LISTING |
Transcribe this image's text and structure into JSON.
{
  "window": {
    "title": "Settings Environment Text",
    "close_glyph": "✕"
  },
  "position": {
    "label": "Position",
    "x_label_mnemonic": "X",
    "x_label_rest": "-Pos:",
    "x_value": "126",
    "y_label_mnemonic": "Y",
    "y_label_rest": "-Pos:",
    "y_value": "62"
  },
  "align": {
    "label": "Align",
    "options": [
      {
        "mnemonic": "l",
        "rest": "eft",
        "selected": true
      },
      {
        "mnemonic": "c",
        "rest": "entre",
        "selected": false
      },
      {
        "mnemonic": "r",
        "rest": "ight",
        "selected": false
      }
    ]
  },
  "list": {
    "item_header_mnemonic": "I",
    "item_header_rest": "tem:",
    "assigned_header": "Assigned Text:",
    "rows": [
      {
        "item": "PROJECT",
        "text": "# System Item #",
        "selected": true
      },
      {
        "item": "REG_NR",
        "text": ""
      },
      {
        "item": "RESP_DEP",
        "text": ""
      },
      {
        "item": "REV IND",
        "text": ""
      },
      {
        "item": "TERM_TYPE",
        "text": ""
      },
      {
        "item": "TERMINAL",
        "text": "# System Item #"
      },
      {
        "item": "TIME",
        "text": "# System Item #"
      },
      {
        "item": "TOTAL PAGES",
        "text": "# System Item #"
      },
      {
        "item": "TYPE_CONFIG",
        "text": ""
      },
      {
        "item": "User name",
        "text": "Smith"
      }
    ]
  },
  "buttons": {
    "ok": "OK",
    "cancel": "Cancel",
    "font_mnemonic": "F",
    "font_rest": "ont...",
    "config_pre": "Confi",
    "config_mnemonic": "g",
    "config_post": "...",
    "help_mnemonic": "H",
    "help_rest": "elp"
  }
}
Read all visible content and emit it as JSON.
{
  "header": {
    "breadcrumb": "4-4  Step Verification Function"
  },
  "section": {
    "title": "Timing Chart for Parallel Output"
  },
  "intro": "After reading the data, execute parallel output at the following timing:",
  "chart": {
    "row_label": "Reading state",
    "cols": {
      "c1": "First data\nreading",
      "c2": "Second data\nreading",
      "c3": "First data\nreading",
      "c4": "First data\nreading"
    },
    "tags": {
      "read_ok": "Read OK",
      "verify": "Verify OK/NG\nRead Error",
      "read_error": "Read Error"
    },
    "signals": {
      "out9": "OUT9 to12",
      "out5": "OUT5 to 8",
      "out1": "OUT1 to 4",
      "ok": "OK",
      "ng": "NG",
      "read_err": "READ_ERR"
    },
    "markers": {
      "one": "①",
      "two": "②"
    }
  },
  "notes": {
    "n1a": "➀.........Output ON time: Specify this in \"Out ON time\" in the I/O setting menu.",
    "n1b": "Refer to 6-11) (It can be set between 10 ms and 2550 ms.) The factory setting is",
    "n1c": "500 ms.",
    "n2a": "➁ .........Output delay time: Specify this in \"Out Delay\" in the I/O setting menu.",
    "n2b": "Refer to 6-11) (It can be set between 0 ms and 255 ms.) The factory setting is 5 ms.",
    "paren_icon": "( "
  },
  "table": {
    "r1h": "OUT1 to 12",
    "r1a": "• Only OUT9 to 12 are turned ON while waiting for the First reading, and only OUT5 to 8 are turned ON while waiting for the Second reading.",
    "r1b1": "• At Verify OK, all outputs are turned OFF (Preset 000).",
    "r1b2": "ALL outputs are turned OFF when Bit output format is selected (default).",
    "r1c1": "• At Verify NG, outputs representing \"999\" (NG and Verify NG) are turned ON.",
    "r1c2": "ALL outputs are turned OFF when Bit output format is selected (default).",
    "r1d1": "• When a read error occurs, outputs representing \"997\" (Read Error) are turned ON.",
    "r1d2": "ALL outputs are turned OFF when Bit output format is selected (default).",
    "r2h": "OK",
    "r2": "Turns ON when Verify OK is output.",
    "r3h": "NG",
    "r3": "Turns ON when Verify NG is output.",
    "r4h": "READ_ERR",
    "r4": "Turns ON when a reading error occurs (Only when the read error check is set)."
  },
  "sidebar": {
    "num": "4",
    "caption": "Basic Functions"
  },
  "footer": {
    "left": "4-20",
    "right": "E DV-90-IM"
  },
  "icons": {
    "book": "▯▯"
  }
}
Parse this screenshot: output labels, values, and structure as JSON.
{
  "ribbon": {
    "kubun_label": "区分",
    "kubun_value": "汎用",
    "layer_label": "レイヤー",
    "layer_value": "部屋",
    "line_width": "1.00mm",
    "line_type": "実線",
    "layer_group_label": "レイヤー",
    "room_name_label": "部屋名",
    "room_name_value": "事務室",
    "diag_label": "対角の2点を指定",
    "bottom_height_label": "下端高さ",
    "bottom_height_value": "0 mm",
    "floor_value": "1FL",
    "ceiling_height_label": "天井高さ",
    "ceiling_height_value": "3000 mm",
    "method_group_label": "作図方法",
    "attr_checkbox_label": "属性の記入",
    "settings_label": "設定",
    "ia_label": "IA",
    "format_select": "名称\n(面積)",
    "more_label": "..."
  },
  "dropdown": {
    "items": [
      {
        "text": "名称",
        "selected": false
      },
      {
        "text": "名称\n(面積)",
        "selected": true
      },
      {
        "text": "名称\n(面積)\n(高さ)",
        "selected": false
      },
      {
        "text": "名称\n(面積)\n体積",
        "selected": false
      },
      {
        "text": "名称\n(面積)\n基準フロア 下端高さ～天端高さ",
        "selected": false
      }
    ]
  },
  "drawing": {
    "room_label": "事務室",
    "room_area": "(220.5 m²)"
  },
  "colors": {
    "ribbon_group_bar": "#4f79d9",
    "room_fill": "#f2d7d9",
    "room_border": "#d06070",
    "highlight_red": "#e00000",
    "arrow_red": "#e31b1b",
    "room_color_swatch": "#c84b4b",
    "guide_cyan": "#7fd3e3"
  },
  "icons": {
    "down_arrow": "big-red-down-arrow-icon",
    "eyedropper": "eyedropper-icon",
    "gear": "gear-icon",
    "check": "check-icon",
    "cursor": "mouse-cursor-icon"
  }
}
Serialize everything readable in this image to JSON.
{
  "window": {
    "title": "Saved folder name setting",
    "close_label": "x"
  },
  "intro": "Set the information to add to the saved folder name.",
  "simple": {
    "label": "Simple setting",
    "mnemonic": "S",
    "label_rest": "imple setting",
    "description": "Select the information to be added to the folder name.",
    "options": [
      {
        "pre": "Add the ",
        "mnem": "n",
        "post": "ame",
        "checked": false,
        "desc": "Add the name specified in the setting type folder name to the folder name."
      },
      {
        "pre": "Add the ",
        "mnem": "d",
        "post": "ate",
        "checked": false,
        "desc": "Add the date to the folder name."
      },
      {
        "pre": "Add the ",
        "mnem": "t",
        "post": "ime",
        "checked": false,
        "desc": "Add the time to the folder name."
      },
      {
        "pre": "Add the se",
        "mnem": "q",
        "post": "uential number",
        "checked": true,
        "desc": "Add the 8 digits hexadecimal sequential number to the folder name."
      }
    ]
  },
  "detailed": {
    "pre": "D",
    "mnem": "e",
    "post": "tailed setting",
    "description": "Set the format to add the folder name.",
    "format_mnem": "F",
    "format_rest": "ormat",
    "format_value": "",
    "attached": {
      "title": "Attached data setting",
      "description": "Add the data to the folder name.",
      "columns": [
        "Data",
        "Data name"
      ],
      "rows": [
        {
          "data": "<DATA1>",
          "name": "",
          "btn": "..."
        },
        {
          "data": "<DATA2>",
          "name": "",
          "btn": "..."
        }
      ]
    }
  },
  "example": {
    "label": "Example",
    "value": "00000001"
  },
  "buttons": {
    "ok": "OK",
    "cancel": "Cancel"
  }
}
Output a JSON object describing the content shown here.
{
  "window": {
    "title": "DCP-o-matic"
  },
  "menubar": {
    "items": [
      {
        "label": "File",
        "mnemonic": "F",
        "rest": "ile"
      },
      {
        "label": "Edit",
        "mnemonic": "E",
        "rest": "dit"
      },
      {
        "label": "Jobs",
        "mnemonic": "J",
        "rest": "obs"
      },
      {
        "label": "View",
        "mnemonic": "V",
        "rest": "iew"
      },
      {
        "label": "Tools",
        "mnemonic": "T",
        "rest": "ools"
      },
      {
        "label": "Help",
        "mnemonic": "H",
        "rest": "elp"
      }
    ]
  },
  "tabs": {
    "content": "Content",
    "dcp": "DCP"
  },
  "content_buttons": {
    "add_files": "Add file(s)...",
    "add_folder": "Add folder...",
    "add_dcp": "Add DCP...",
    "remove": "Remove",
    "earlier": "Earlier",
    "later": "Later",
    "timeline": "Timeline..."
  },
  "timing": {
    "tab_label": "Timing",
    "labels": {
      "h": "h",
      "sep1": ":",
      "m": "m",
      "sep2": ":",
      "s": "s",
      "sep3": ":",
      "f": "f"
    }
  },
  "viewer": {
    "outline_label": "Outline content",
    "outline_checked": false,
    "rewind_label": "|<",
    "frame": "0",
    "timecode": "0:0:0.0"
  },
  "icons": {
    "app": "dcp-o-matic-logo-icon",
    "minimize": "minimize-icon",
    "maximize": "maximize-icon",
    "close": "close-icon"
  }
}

GIVEN REQUEST | Every line above that contains the word "Specify" should be reported.

THE RESULT |
    "n1a": "➀.........Output ON time: Specify this in \"Out ON time\" in the I/O setting menu.",
    "n2a": "➁ .........Output delay time: Specify this in \"Out Delay\" in the I/O setting menu.",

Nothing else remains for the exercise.